What you will do: Lines containing the word "Measured" are the ones to copy from the records below.

Stored rows:
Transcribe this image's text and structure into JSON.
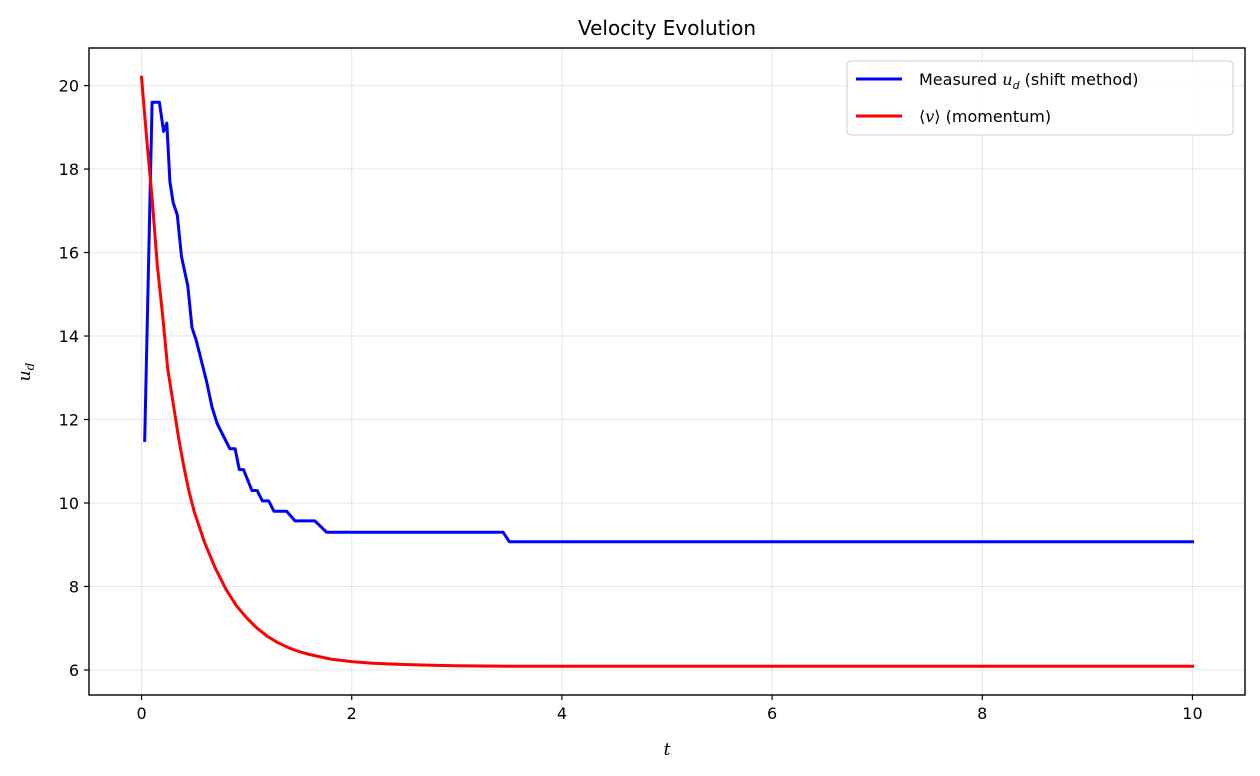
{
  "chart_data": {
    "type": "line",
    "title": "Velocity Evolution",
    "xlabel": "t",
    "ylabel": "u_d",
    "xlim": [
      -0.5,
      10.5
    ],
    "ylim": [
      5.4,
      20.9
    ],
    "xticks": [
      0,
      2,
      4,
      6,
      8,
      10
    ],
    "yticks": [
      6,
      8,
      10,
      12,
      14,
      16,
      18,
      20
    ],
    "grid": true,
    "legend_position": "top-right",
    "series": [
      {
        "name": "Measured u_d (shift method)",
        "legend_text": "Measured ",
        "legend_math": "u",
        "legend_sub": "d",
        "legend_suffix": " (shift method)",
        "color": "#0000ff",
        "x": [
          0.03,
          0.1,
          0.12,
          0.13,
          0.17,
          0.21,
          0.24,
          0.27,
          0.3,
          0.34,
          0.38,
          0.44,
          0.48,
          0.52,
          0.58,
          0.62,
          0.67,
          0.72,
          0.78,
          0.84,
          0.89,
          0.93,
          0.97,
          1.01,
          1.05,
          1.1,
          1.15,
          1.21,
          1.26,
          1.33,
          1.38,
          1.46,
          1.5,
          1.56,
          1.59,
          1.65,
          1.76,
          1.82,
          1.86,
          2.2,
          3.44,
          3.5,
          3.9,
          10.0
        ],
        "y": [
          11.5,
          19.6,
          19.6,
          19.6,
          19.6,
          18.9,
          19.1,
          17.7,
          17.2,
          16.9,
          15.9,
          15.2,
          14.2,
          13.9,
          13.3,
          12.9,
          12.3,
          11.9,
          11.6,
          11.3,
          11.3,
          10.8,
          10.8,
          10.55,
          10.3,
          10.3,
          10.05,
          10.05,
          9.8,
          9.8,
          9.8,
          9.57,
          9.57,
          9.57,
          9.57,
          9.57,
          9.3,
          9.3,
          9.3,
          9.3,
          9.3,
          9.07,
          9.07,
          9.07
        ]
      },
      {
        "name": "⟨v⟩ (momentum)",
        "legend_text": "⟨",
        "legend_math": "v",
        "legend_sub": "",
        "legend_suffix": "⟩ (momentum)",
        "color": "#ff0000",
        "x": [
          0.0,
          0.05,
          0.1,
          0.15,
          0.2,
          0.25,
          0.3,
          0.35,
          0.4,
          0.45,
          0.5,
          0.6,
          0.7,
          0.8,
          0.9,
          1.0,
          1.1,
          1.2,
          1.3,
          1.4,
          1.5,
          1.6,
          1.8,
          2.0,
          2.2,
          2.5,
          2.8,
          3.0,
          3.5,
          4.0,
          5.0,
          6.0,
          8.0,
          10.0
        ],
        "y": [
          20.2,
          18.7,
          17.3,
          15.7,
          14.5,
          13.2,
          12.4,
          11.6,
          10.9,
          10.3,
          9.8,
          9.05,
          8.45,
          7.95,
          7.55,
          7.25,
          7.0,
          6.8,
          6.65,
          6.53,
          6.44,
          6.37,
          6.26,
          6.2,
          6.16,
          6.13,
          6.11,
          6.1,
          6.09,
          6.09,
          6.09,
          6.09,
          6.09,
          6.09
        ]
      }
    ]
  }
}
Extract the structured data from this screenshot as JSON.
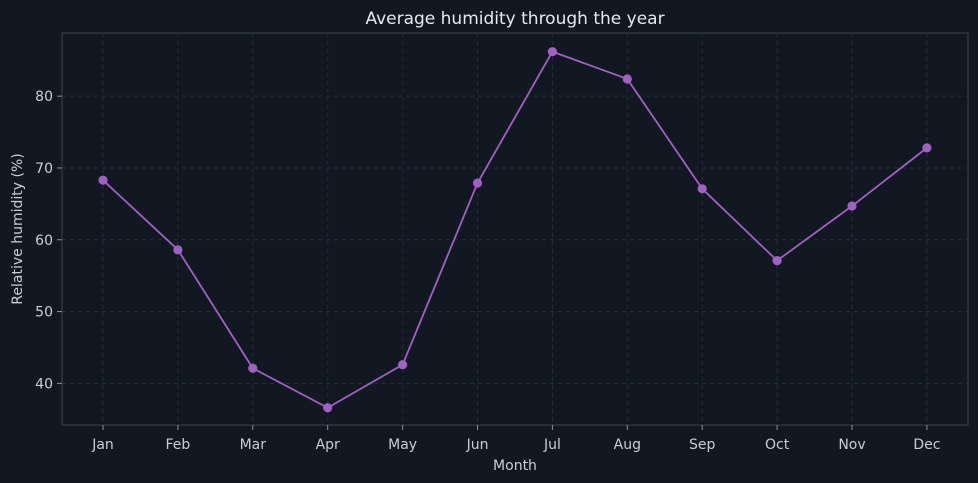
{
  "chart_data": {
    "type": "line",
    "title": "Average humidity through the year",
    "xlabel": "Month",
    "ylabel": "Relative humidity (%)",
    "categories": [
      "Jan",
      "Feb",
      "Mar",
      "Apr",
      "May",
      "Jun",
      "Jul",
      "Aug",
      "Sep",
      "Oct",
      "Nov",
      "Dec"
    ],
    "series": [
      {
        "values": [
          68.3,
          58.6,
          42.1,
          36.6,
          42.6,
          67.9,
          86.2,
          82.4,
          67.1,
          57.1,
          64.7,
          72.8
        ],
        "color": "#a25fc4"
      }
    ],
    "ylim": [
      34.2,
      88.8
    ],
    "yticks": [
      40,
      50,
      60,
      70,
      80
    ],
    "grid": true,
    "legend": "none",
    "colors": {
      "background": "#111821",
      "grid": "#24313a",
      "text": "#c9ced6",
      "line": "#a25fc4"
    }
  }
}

Full response:
        "name": "Measured u_d (shift method)",
        "legend_text": "Measured ",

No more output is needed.